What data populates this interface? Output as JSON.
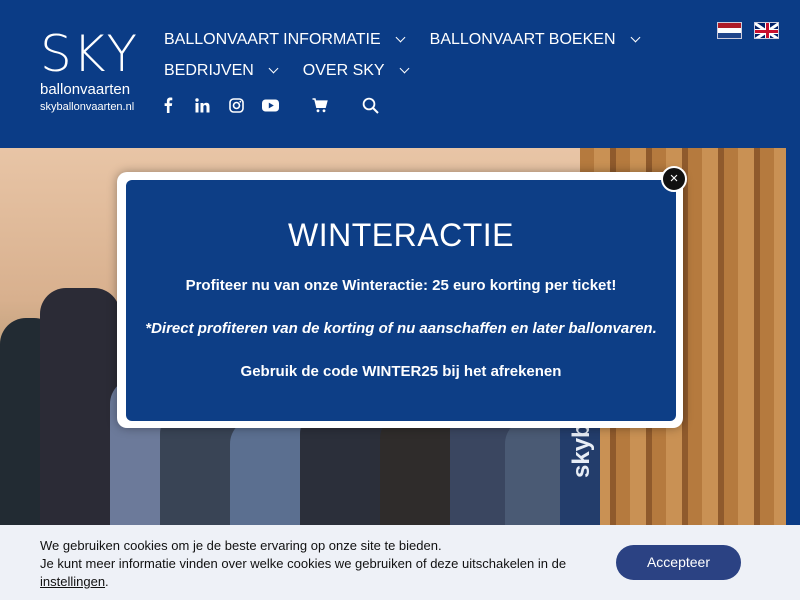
{
  "header": {
    "logo": {
      "name": "SKY",
      "sub": "ballonvaarten",
      "url": "skyballonvaarten.nl"
    },
    "nav": [
      {
        "label": "BALLONVAART INFORMATIE"
      },
      {
        "label": "BALLONVAART BOEKEN"
      },
      {
        "label": "BEDRIJVEN"
      },
      {
        "label": "OVER SKY"
      }
    ],
    "languages": [
      "nl-flag",
      "en-flag"
    ],
    "icons": [
      "facebook-icon",
      "linkedin-icon",
      "instagram-icon",
      "youtube-icon",
      "cart-icon",
      "search-icon"
    ]
  },
  "hero": {
    "balloon_text": "skybal"
  },
  "modal": {
    "title": "WINTERACTIE",
    "line1": "Profiteer nu van onze Winteractie: 25 euro korting per ticket!",
    "line2": "*Direct profiteren van de korting of nu aanschaffen en later ballonvaren.",
    "line3": "Gebruik de code WINTER25 bij het afrekenen",
    "close_symbol": "×"
  },
  "cookie": {
    "line1": "We gebruiken cookies om je de beste ervaring op onze site te bieden.",
    "line2": "Je kunt meer informatie vinden over welke cookies we gebruiken of deze uitschakelen in de",
    "link": "instellingen",
    "link_suffix": ".",
    "accept_label": "Accepteer"
  },
  "colors": {
    "header_bg": "#0b3c86",
    "modal_bg": "#0d3e86",
    "accept_bg": "#2b4283",
    "cookie_bg": "#eef1f7"
  }
}
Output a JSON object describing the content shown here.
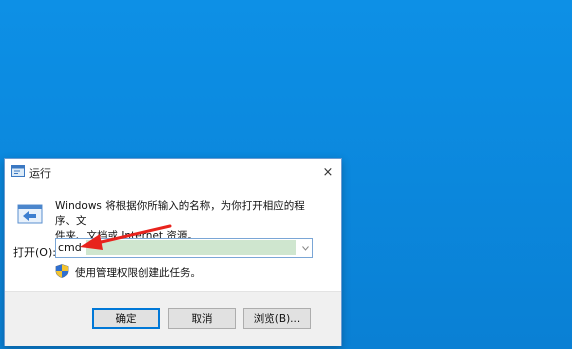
{
  "desktop": {
    "background_color": "#0b88df"
  },
  "dialog": {
    "title": "运行",
    "close_icon": "×",
    "description_line1": "Windows 将根据你所输入的名称，为你打开相应的程序、文",
    "description_line2": "件夹、文档或 Internet 资源。",
    "open_label": "打开(O):",
    "input_value": "cmd",
    "admin_note": "使用管理权限创建此任务。",
    "buttons": {
      "ok": "确定",
      "cancel": "取消",
      "browse": "浏览(B)..."
    },
    "icons": {
      "title": "run-app-icon",
      "run": "run-window-icon",
      "shield": "uac-shield-icon",
      "dropdown": "chevron-down-icon"
    },
    "annotation_arrow_color": "#e8231d"
  }
}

--------------------------------------------------

INSTRUCTION -> Copy only this, please: the line with "Output a JSON" and every line after it through the end of the data, with no pictures.

CORRECT RESULT ->
Output a JSON object describing the content shown here.
{
  "desktop": {
    "background_color": "#0b88df"
  },
  "dialog": {
    "title": "运行",
    "close_icon": "×",
    "description_line1": "Windows 将根据你所输入的名称，为你打开相应的程序、文",
    "description_line2": "件夹、文档或 Internet 资源。",
    "open_label": "打开(O):",
    "input_value": "cmd",
    "admin_note": "使用管理权限创建此任务。",
    "buttons": {
      "ok": "确定",
      "cancel": "取消",
      "browse": "浏览(B)..."
    },
    "icons": {
      "title": "run-app-icon",
      "run": "run-window-icon",
      "shield": "uac-shield-icon",
      "dropdown": "chevron-down-icon"
    },
    "annotation_arrow_color": "#e8231d"
  }
}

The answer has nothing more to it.